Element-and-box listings
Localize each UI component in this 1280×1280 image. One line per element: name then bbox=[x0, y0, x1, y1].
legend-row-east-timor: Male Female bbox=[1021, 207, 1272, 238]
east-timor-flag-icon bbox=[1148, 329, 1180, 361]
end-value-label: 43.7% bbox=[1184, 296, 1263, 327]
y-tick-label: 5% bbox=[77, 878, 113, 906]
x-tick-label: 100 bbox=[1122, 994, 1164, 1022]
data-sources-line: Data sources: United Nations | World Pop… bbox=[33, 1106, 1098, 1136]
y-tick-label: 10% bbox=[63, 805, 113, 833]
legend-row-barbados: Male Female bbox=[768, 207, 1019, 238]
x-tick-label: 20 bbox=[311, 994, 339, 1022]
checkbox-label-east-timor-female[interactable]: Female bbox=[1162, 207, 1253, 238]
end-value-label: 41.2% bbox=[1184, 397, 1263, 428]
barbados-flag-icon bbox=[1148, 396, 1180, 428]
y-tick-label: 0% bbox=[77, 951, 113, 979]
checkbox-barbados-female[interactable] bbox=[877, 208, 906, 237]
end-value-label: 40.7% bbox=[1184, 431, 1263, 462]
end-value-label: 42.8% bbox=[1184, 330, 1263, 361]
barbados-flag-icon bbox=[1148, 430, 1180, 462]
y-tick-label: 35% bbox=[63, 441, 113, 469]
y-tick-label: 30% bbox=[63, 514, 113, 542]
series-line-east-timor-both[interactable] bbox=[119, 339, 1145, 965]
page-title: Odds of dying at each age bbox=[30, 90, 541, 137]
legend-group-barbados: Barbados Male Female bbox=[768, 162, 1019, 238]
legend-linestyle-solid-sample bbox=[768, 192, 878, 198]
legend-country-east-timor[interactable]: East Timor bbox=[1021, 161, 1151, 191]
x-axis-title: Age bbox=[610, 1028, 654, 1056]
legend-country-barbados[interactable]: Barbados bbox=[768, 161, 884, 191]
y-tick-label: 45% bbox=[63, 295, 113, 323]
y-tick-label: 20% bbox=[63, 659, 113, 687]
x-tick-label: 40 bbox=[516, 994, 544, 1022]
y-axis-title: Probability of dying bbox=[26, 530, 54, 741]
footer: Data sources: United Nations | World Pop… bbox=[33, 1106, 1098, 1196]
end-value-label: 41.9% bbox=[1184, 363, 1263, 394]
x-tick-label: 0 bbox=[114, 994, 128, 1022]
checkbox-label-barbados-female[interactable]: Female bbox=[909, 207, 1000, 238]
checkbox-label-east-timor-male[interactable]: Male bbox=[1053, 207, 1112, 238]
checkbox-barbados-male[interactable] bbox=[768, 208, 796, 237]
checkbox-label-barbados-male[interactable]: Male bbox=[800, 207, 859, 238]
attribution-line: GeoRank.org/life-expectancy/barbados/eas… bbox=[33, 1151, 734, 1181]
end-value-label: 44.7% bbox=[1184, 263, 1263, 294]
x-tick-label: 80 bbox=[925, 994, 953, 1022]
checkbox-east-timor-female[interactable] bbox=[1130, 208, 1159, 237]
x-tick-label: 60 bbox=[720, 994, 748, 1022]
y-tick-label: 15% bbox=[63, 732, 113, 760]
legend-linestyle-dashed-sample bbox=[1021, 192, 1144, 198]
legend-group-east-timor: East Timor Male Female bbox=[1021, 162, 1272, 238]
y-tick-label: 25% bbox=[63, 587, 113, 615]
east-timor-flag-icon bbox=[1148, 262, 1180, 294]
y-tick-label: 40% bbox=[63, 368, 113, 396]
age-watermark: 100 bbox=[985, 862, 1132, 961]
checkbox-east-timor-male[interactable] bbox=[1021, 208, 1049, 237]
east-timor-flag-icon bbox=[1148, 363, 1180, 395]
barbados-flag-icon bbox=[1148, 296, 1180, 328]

TASK REQUIREMENTS: Render every line of the listing above as a JSON array of strings, one string per line, omitting any blank lines.

SOLUTION TO THIS EXERCISE:
[
  "Localize each UI component in this 1280×1280 image. One line per element: name then bbox=[x0, y0, x1, y1].",
  "legend-row-east-timor: Male Female bbox=[1021, 207, 1272, 238]",
  "east-timor-flag-icon bbox=[1148, 329, 1180, 361]",
  "end-value-label: 43.7% bbox=[1184, 296, 1263, 327]",
  "y-tick-label: 5% bbox=[77, 878, 113, 906]",
  "x-tick-label: 100 bbox=[1122, 994, 1164, 1022]",
  "data-sources-line: Data sources: United Nations | World Pop… bbox=[33, 1106, 1098, 1136]",
  "y-tick-label: 10% bbox=[63, 805, 113, 833]",
  "legend-row-barbados: Male Female bbox=[768, 207, 1019, 238]",
  "x-tick-label: 20 bbox=[311, 994, 339, 1022]",
  "checkbox-label-east-timor-female[interactable]: Female bbox=[1162, 207, 1253, 238]",
  "end-value-label: 41.2% bbox=[1184, 397, 1263, 428]",
  "barbados-flag-icon bbox=[1148, 396, 1180, 428]",
  "y-tick-label: 0% bbox=[77, 951, 113, 979]",
  "checkbox-barbados-female[interactable] bbox=[877, 208, 906, 237]",
  "end-value-label: 40.7% bbox=[1184, 431, 1263, 462]",
  "end-value-label: 42.8% bbox=[1184, 330, 1263, 361]",
  "barbados-flag-icon bbox=[1148, 430, 1180, 462]",
  "y-tick-label: 35% bbox=[63, 441, 113, 469]",
  "y-tick-label: 30% bbox=[63, 514, 113, 542]",
  "series-line-east-timor-both[interactable] bbox=[119, 339, 1145, 965]",
  "page-title: Odds of dying at each age bbox=[30, 90, 541, 137]",
  "legend-group-barbados: Barbados Male Female bbox=[768, 162, 1019, 238]",
  "legend-linestyle-solid-sample bbox=[768, 192, 878, 198]",
  "legend-country-east-timor[interactable]: East Timor bbox=[1021, 161, 1151, 191]",
  "x-axis-title: Age bbox=[610, 1028, 654, 1056]",
  "legend-country-barbados[interactable]: Barbados bbox=[768, 161, 884, 191]",
  "y-tick-label: 45% bbox=[63, 295, 113, 323]",
  "y-tick-label: 20% bbox=[63, 659, 113, 687]",
  "x-tick-label: 40 bbox=[516, 994, 544, 1022]",
  "y-axis-title: Probability of dying bbox=[26, 530, 54, 741]",
  "footer: Data sources: United Nations | World Pop… bbox=[33, 1106, 1098, 1196]",
  "end-value-label: 41.9% bbox=[1184, 363, 1263, 394]",
  "x-tick-label: 0 bbox=[114, 994, 128, 1022]",
  "checkbox-label-barbados-female[interactable]: Female bbox=[909, 207, 1000, 238]",
  "checkbox-label-east-timor-male[interactable]: Male bbox=[1053, 207, 1112, 238]",
  "checkbox-barbados-male[interactable] bbox=[768, 208, 796, 237]",
  "checkbox-label-barbados-male[interactable]: Male bbox=[800, 207, 859, 238]",
  "attribution-line: GeoRank.org/life-expectancy/barbados/eas… bbox=[33, 1151, 734, 1181]",
  "end-value-label: 44.7% bbox=[1184, 263, 1263, 294]",
  "x-tick-label: 80 bbox=[925, 994, 953, 1022]",
  "checkbox-east-timor-female[interactable] bbox=[1130, 208, 1159, 237]",
  "x-tick-label: 60 bbox=[720, 994, 748, 1022]",
  "y-tick-label: 15% bbox=[63, 732, 113, 760]",
  "legend-linestyle-dashed-sample bbox=[1021, 192, 1144, 198]",
  "legend-group-east-timor: East Timor Male Female bbox=[1021, 162, 1272, 238]",
  "y-tick-label: 25% bbox=[63, 587, 113, 615]",
  "east-timor-flag-icon bbox=[1148, 262, 1180, 294]",
  "y-tick-label: 40% bbox=[63, 368, 113, 396]",
  "age-watermark: 100 bbox=[985, 862, 1132, 961]",
  "checkbox-east-timor-male[interactable] bbox=[1021, 208, 1049, 237]",
  "east-timor-flag-icon bbox=[1148, 363, 1180, 395]",
  "barbados-flag-icon bbox=[1148, 296, 1180, 328]"
]